Text to read:
● ● ● ● ●
Editorial for Bernie's Cake
Submitting an official solution before solving the problem yourself is a bannable offence.
Author:
Editorial
In this problem, you have to slice a cake into n pieces using horizontal or vertical cuts.
Horizontal cuts produce different layers to the cake. If we want H layers to the cake, then we would need H-1 cuts. E.g 1 layer requires 0 cuts, 2 requires 1, 4 requires 3, etc.
Vertical cuts produce different slices to the cake. If we want C slices to the cake, then the number of cuts can be found using a conditional. If C is 1, then no cuts are required. If C slices are required, then the symmetry of the slices allows the number of cuts to be halved (c/2). Otherwise, it is c.
● ● ● ● ●
Answer these questions about the Bernie's Cake editorial, one per line:
1. What does the editorial call submitting an official solution before solving the problem yourself?
2. Which two kinds of cuts can be used to slice the cake?
3. How many horizontal cuts are needed for 4 layers?
The lines that come next are separate material, unrelated to the editorial.

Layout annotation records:
● ● ● ● ●
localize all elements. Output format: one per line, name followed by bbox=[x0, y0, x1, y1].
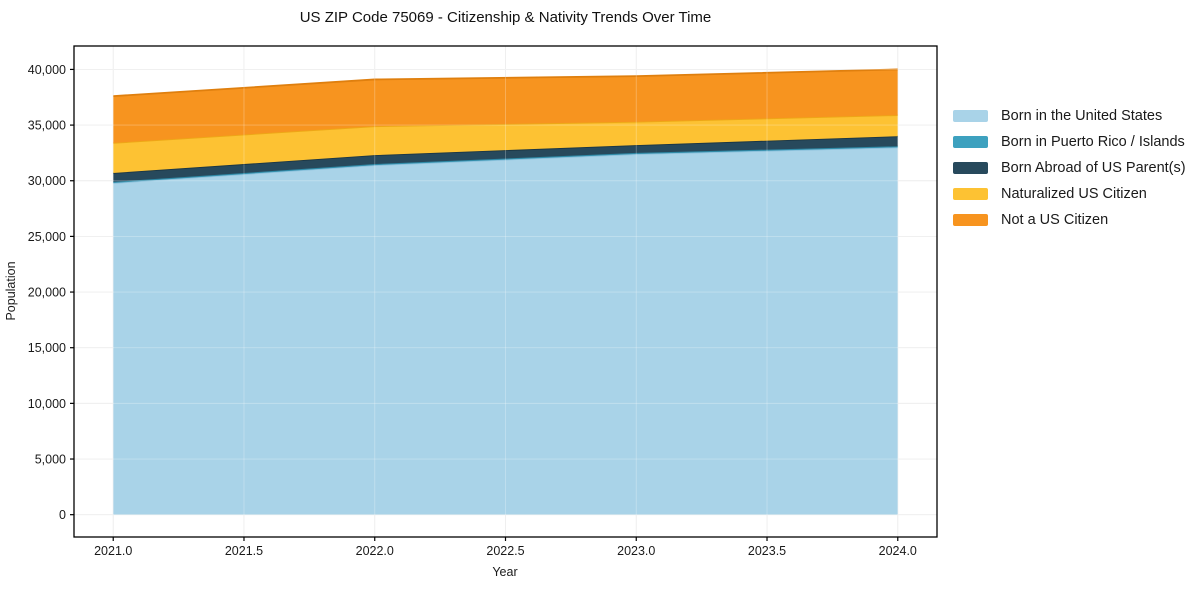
y-tick-label: 15,000 bbox=[28, 341, 66, 355]
x-tick-label: 2021.5 bbox=[225, 544, 263, 558]
y-tick-label: 25,000 bbox=[28, 230, 66, 244]
legend-item: Born Abroad of US Parent(s) bbox=[953, 155, 1186, 181]
legend-item: Born in Puerto Rico / Islands bbox=[953, 129, 1186, 155]
legend-swatch-icon bbox=[953, 188, 988, 200]
area-not-a-us-citizen bbox=[113, 69, 898, 143]
legend-label: Naturalized US Citizen bbox=[1001, 186, 1147, 202]
legend-label: Born Abroad of US Parent(s) bbox=[1001, 160, 1186, 176]
y-tick-label: 40,000 bbox=[28, 63, 66, 77]
stacked-areas bbox=[113, 68, 898, 515]
area-naturalized-us-citizen bbox=[113, 115, 898, 173]
x-tick-label: 2023.0 bbox=[617, 544, 655, 558]
legend-swatch-icon bbox=[953, 214, 988, 226]
x-tick-label: 2023.5 bbox=[748, 544, 786, 558]
chart-legend: Born in the United States Born in Puerto … bbox=[953, 103, 1186, 233]
legend-swatch-icon bbox=[953, 162, 988, 174]
x-tick-label: 2022.0 bbox=[356, 544, 394, 558]
y-tick-label: 10,000 bbox=[28, 397, 66, 411]
y-tick-label: 35,000 bbox=[28, 119, 66, 133]
legend-item: Not a US Citizen bbox=[953, 207, 1186, 233]
y-tick-label: 20,000 bbox=[28, 286, 66, 300]
area-born-in-the-united-states bbox=[113, 147, 898, 515]
y-tick-label: 0 bbox=[59, 508, 66, 522]
y-tick-label: 30,000 bbox=[28, 174, 66, 188]
x-tick-label: 2022.5 bbox=[486, 544, 524, 558]
legend-label: Not a US Citizen bbox=[1001, 212, 1109, 228]
axis-ticks: 0 5,000 10,000 15,000 20,000 25,000 30,000 35,0… bbox=[28, 63, 917, 558]
y-tick-label: 5,000 bbox=[35, 453, 66, 467]
legend-item: Born in the United States bbox=[953, 103, 1186, 129]
legend-item: Naturalized US Citizen bbox=[953, 181, 1186, 207]
x-axis-label: Year bbox=[492, 565, 518, 579]
legend-label: Born in Puerto Rico / Islands bbox=[1001, 134, 1185, 150]
edge-4 bbox=[113, 68, 898, 98]
x-tick-label: 2024.0 bbox=[879, 544, 917, 558]
legend-swatch-icon bbox=[953, 110, 988, 122]
legend-swatch-icon bbox=[953, 136, 988, 148]
area-born-abroad-of-us-parent-s bbox=[113, 136, 898, 182]
gridlines-over bbox=[74, 46, 937, 537]
x-tick-label: 2021.0 bbox=[94, 544, 132, 558]
legend-label: Born in the United States bbox=[1001, 108, 1163, 124]
chart-title: US ZIP Code 75069 - Citizenship & Nativi… bbox=[299, 9, 712, 26]
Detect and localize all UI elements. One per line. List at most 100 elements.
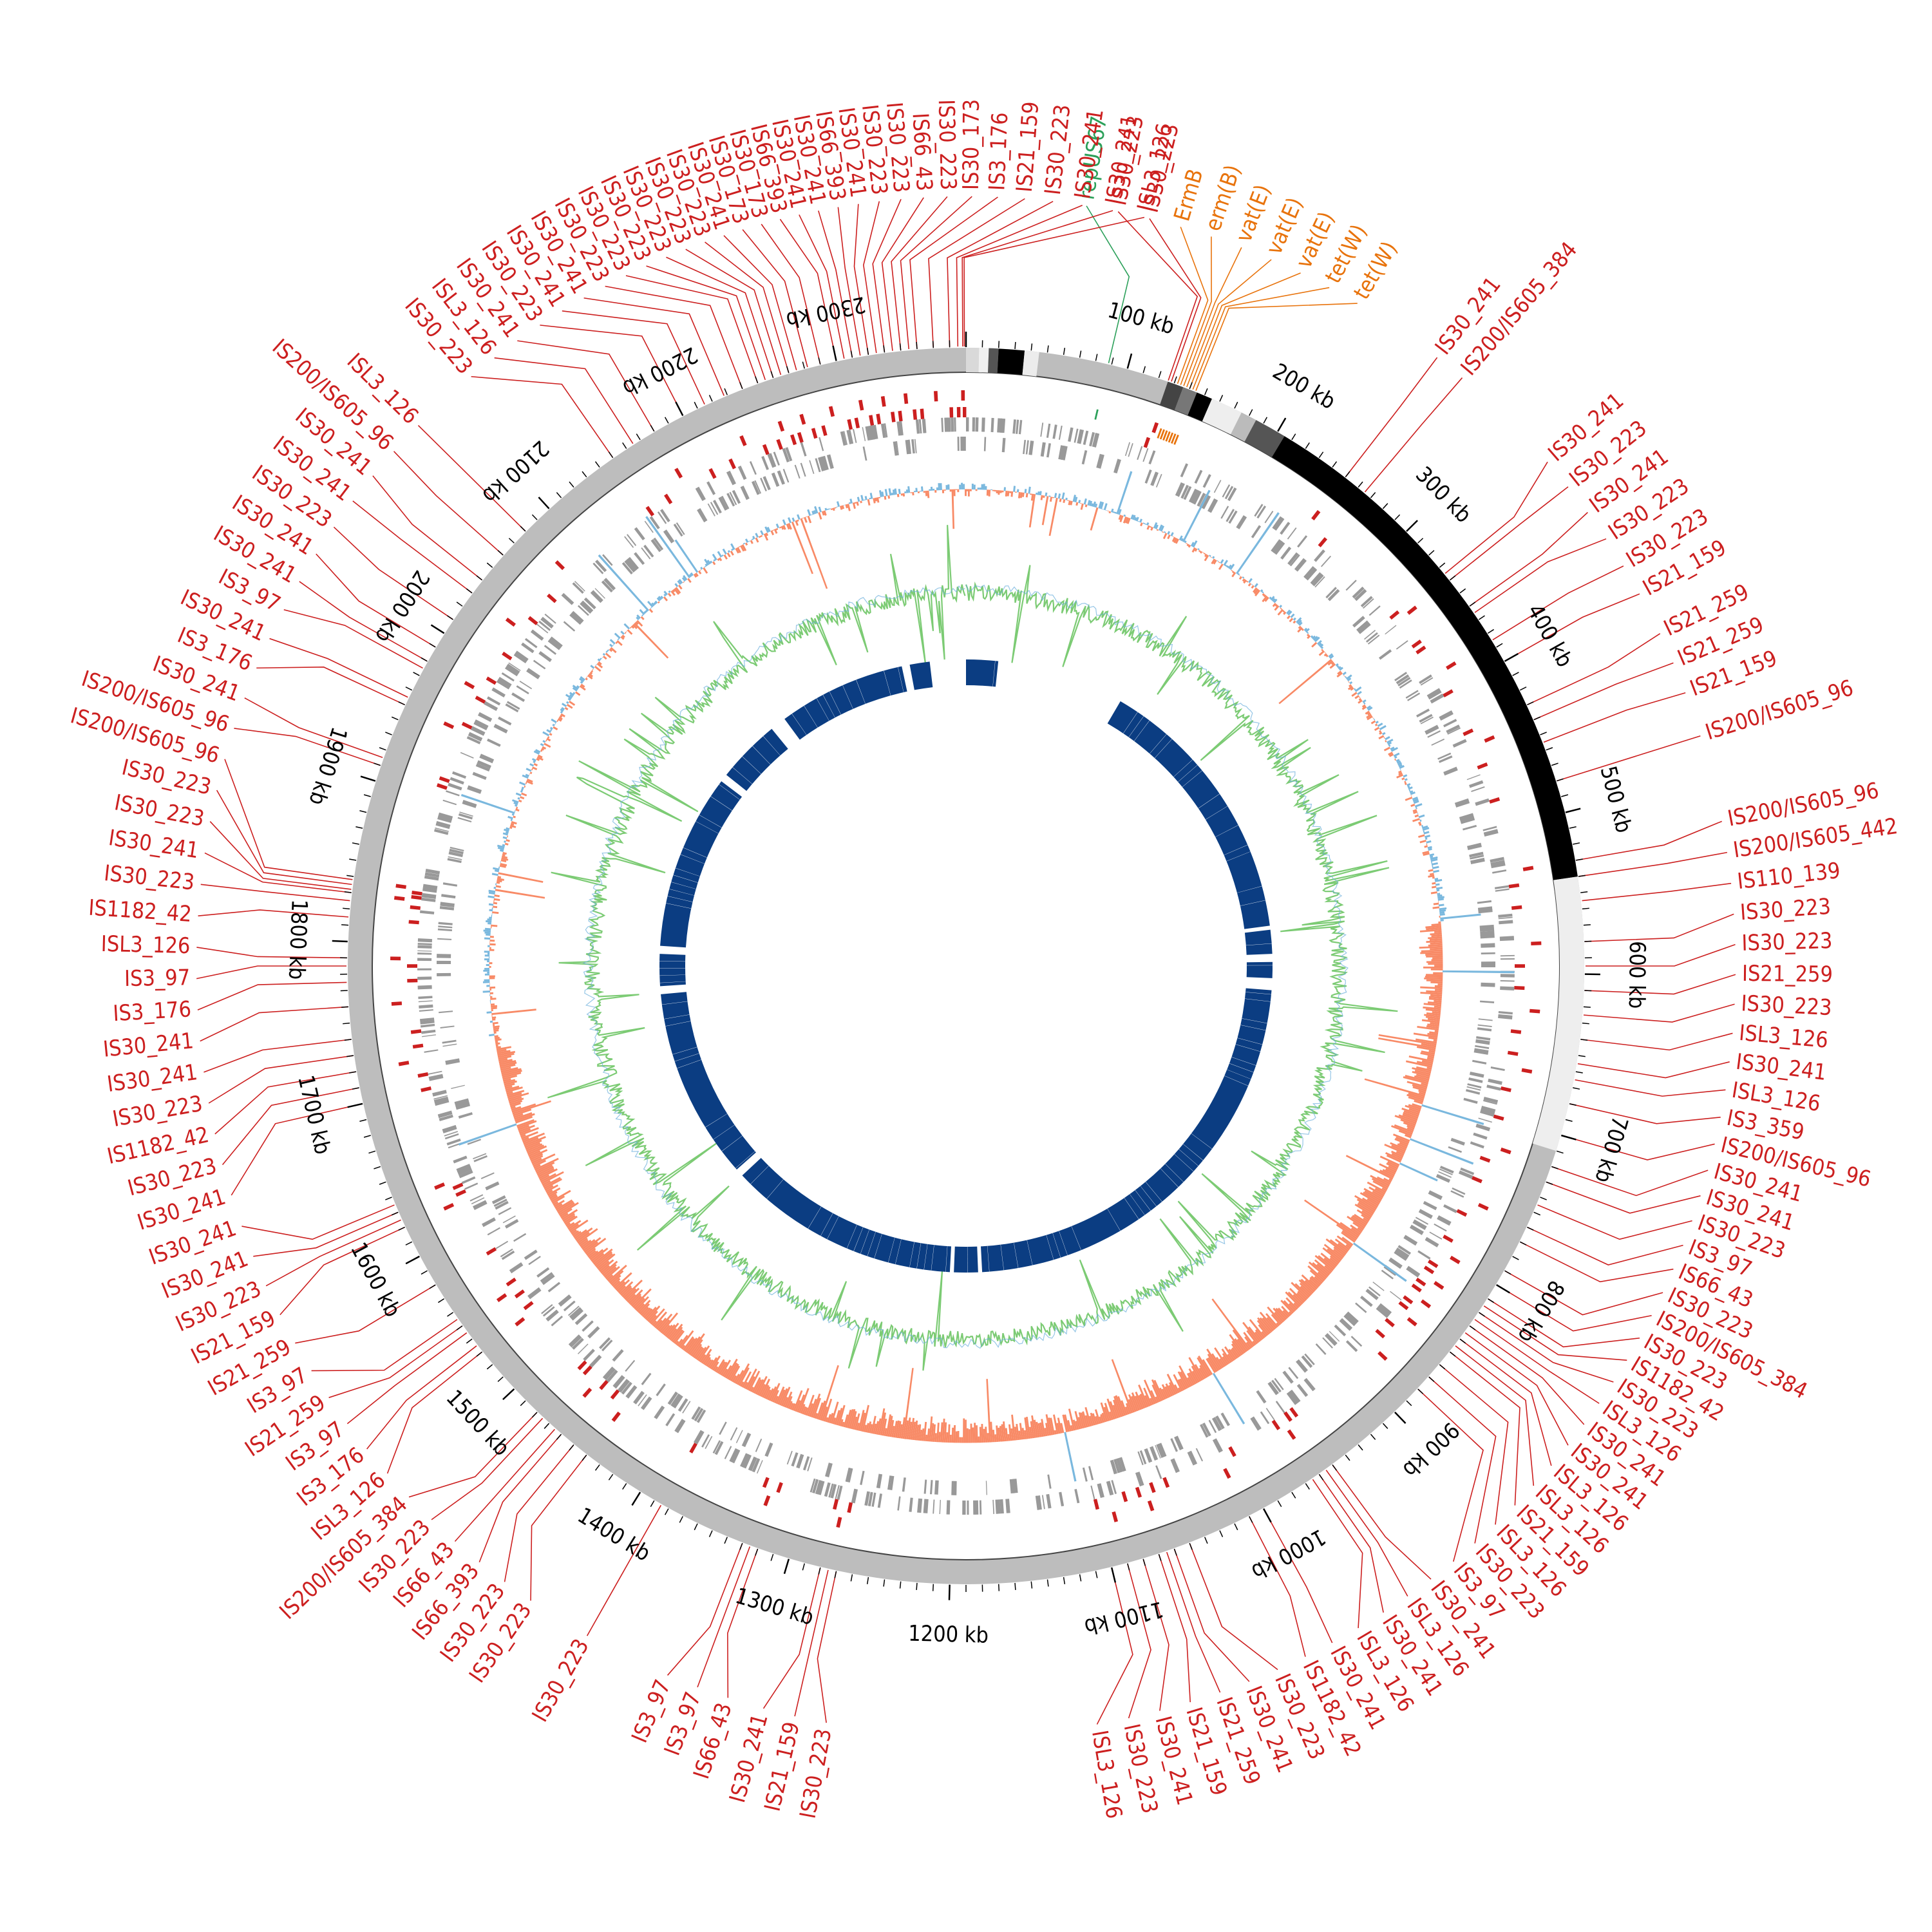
● ● ● ● ●
Exercise answer:
1. A bannable offence.
2. Horizontal and vertical cuts.
3. 3 cuts.